##### Dataset records #####
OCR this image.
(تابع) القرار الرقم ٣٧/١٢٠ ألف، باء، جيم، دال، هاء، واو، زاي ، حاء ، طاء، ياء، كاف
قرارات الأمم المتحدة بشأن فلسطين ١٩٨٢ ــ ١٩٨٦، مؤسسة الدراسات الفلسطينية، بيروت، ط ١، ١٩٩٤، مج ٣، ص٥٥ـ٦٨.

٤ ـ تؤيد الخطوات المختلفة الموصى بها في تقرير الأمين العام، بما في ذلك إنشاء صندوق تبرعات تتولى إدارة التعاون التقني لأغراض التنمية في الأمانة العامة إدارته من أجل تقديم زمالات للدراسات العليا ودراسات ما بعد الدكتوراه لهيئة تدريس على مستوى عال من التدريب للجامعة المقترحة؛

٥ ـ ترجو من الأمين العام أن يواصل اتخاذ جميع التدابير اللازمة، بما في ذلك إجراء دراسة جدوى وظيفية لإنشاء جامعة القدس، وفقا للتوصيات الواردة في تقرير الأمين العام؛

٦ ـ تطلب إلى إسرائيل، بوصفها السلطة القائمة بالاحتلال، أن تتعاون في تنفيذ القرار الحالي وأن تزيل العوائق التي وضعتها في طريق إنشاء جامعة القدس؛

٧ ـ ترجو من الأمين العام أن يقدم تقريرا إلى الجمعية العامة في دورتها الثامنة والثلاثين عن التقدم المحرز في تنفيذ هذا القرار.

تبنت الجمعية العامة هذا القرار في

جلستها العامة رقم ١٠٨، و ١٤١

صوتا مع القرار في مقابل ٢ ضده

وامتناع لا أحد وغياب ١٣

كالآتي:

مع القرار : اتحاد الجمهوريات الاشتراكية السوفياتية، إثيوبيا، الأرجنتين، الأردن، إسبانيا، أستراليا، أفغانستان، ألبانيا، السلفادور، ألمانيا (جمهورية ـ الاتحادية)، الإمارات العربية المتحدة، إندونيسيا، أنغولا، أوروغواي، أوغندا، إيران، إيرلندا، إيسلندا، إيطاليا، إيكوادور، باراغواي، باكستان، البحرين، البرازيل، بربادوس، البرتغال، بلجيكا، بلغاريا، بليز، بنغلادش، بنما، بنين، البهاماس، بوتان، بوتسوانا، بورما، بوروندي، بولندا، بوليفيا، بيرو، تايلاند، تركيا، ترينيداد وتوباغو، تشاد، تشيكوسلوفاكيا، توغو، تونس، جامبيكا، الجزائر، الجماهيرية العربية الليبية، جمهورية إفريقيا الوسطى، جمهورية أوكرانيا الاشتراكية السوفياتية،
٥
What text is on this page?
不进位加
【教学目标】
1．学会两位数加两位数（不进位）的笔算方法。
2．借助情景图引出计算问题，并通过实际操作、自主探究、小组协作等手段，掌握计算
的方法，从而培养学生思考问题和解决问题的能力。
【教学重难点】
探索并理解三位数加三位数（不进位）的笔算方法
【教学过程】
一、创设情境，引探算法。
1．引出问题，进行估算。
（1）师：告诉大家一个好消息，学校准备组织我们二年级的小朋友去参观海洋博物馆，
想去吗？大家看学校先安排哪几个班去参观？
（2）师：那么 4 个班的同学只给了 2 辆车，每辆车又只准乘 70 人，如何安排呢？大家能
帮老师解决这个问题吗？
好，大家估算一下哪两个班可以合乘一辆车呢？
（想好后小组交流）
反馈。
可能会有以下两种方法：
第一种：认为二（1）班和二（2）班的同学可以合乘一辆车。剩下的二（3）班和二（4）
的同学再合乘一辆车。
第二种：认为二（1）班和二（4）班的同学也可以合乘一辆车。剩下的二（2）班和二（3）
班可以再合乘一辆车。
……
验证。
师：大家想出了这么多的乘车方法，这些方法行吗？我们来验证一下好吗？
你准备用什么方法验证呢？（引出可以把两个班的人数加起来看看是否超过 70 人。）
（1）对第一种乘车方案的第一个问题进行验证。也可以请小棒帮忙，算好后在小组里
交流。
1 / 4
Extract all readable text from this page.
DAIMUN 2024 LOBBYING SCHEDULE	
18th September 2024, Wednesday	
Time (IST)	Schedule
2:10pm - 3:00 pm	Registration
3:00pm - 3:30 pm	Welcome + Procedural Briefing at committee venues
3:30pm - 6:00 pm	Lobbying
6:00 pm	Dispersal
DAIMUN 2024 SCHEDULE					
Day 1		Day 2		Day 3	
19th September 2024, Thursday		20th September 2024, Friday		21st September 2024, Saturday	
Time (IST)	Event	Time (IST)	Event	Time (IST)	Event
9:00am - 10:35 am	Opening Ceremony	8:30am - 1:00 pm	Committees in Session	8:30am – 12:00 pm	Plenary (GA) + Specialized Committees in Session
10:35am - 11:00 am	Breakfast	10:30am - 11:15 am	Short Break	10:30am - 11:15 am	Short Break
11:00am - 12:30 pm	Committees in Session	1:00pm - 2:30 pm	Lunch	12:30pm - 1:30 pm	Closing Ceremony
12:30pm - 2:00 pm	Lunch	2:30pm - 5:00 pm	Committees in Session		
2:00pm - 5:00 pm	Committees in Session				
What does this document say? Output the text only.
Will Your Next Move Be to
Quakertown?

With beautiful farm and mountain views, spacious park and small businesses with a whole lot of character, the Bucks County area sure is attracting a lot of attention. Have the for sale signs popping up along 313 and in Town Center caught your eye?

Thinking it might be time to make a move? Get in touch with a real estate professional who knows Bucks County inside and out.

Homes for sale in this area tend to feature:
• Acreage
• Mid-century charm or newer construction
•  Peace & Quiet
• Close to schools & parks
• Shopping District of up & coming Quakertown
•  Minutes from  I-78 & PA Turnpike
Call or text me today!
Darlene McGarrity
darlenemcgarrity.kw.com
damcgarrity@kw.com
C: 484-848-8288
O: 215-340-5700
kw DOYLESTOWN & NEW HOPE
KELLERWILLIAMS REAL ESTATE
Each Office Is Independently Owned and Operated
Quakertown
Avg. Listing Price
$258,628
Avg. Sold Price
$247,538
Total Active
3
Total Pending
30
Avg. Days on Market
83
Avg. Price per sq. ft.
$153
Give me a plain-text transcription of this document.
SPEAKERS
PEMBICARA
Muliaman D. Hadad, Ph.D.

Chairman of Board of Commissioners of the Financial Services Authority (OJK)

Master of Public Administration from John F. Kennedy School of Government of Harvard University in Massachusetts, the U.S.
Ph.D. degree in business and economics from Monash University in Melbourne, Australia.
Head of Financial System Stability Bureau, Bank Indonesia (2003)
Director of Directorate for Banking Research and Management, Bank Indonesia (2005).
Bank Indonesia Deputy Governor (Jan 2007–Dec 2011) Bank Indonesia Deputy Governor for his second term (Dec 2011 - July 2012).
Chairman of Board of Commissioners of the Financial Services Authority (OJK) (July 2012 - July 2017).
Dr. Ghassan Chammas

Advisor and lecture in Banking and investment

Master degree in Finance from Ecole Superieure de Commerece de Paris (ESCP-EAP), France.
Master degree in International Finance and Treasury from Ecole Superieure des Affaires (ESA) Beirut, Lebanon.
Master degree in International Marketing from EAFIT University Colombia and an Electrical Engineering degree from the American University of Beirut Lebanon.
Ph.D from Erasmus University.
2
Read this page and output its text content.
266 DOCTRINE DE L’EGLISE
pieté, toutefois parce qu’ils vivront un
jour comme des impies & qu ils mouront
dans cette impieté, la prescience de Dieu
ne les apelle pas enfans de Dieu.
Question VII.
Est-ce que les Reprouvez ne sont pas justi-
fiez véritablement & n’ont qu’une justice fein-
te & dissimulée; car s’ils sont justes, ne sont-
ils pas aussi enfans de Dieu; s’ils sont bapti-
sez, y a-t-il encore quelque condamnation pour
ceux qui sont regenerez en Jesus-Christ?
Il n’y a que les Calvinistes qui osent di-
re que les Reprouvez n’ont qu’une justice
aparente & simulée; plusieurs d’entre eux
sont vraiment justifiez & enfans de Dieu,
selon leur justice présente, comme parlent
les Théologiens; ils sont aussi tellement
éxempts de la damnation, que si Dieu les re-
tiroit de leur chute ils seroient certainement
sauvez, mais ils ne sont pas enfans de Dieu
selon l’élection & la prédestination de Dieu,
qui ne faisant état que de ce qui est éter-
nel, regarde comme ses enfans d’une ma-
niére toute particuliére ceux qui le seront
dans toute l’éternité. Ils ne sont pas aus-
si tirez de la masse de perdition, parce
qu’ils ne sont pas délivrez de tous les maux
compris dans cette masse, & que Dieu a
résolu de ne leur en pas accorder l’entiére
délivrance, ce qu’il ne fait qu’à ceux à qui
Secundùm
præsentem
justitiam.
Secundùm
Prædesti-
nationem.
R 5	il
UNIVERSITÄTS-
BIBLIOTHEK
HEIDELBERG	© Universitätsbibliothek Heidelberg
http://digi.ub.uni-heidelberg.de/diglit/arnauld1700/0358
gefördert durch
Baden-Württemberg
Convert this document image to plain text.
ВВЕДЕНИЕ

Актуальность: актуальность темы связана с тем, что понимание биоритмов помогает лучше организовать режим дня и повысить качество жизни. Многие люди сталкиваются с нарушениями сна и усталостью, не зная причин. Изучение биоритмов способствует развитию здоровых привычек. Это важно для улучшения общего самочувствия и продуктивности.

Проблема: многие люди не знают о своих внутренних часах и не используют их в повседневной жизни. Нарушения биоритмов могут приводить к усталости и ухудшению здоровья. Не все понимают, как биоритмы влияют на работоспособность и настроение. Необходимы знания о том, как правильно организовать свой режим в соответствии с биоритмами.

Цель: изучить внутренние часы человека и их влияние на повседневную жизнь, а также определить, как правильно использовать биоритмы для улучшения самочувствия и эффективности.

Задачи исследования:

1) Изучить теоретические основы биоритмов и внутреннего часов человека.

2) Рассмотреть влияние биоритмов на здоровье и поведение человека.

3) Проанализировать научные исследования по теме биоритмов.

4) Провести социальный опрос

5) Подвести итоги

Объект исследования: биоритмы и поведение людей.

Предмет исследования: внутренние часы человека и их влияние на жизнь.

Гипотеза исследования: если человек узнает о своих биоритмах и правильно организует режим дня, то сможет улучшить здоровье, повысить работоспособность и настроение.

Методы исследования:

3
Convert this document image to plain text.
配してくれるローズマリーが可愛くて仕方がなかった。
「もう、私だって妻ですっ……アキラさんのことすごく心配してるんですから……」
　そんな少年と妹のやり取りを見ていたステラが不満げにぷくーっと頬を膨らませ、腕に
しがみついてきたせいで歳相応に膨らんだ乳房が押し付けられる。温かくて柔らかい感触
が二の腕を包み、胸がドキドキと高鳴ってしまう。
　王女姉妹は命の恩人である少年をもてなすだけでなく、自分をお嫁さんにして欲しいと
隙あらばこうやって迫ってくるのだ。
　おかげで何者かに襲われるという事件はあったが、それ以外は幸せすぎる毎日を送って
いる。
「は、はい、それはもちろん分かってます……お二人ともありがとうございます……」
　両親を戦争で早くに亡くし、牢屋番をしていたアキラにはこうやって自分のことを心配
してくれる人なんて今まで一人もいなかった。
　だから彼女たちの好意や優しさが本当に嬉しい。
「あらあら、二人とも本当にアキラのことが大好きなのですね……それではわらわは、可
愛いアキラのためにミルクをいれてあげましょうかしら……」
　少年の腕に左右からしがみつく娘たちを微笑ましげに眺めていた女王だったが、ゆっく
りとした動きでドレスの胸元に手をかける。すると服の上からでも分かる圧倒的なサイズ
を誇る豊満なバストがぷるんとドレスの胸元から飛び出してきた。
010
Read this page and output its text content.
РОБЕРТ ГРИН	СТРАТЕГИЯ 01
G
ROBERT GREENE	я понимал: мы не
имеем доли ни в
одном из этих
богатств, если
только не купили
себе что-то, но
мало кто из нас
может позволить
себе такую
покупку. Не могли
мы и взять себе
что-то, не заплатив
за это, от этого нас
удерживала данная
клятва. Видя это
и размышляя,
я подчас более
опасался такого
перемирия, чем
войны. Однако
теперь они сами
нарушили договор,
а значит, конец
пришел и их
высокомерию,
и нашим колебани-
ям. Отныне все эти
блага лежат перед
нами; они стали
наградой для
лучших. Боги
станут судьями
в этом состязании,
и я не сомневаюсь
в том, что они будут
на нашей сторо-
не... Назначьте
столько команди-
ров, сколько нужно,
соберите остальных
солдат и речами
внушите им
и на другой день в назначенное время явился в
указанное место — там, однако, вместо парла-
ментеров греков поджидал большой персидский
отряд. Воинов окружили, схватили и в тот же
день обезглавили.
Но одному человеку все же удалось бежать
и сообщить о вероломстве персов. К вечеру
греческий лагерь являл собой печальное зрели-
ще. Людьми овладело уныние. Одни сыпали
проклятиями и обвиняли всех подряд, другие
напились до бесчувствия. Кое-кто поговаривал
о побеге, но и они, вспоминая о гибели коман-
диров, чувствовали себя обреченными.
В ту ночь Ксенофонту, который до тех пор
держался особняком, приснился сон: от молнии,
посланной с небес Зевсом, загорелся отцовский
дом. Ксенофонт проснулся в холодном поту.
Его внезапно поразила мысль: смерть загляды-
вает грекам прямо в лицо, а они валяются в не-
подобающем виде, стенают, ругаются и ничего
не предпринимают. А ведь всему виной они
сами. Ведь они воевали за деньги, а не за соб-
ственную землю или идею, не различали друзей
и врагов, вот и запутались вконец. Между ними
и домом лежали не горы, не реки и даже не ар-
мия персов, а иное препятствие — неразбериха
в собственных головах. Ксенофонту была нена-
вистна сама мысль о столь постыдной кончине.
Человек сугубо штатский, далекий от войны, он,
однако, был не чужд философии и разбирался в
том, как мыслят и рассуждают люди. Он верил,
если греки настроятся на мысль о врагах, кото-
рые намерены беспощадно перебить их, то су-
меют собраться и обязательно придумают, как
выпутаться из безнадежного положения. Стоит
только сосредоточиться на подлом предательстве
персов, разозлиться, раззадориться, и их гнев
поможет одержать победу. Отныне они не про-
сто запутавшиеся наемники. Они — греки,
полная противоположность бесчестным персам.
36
#####
## Written task
From the listing above, report the number of lines containing the string "Beirut", without any accompanying remarks.

## Output
2